(Rows from a dataset)
________________________
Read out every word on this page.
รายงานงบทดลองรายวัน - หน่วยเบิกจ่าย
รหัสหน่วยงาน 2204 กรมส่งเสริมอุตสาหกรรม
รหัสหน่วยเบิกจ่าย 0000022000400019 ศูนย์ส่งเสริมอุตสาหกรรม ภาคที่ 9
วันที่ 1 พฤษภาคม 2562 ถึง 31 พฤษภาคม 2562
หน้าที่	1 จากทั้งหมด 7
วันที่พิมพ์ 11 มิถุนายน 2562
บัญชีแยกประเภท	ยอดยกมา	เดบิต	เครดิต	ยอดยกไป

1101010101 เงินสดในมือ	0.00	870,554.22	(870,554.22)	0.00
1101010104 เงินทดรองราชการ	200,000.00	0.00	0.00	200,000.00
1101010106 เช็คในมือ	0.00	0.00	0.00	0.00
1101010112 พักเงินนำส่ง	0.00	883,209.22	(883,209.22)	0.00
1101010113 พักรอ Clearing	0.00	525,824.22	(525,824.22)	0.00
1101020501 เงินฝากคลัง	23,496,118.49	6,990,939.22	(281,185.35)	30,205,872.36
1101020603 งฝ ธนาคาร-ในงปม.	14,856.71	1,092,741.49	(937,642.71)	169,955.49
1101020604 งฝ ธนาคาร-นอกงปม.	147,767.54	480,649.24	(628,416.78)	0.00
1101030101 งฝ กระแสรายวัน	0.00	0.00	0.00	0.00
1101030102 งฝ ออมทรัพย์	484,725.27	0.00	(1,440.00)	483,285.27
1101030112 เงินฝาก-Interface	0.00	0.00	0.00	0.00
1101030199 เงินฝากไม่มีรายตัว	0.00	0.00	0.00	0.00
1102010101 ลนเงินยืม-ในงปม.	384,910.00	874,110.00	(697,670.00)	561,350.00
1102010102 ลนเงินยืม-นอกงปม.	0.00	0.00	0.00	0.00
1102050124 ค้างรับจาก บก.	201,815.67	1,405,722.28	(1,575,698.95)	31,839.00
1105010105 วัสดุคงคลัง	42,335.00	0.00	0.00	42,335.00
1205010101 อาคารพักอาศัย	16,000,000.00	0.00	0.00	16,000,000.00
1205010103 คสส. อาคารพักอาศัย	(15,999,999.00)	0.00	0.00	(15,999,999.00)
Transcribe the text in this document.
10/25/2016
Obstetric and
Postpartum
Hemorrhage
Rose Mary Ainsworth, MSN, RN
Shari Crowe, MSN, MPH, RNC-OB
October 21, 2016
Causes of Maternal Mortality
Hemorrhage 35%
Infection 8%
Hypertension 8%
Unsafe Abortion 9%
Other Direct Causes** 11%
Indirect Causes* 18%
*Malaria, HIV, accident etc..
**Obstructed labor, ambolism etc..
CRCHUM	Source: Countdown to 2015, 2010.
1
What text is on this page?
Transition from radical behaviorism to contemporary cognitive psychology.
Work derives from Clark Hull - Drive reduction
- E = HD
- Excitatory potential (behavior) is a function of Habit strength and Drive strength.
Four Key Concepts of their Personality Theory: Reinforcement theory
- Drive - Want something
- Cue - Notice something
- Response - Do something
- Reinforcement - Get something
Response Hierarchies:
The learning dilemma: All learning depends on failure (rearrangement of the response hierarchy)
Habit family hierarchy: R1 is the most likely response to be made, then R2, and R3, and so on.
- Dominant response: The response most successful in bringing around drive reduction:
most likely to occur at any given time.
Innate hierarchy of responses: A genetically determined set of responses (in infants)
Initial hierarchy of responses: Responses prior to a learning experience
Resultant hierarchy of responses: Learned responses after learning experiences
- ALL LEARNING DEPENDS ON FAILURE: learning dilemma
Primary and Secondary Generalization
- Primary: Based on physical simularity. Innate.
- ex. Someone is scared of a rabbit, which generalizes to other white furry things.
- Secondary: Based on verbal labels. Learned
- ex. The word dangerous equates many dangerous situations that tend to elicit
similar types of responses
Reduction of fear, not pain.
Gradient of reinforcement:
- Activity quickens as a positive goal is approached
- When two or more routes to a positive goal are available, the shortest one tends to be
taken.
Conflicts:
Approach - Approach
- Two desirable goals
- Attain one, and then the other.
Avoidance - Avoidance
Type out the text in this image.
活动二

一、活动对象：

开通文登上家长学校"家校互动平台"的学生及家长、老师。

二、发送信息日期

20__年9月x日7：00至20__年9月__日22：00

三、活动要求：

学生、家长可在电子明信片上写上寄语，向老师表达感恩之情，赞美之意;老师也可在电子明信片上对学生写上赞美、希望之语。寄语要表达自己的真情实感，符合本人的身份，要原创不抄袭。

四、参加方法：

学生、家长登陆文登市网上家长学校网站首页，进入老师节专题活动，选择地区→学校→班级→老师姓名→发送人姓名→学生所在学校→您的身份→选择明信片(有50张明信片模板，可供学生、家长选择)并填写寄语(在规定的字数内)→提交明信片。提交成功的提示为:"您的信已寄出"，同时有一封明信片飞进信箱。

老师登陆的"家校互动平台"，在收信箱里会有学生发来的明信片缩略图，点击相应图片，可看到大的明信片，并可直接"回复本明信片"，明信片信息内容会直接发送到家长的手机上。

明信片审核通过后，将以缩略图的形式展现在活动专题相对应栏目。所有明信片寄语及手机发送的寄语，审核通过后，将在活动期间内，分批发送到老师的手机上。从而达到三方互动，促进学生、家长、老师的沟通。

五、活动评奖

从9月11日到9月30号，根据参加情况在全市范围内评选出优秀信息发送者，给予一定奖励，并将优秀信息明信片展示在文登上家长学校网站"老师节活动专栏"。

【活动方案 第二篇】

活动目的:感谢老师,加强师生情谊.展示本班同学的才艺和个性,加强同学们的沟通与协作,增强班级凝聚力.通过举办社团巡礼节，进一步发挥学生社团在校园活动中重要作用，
________________________
*Directive:* Review the preceding data and report every line that includes the string "ธนาคาร".

*Solution for this problem:*
1101020603 งฝ ธนาคาร-ในงปม.	14,856.71	1,092,741.49	(937,642.71)	169,955.49
1101020604 งฝ ธนาคาร-นอกงปม.	147,767.54	480,649.24	(628,416.78)	0.00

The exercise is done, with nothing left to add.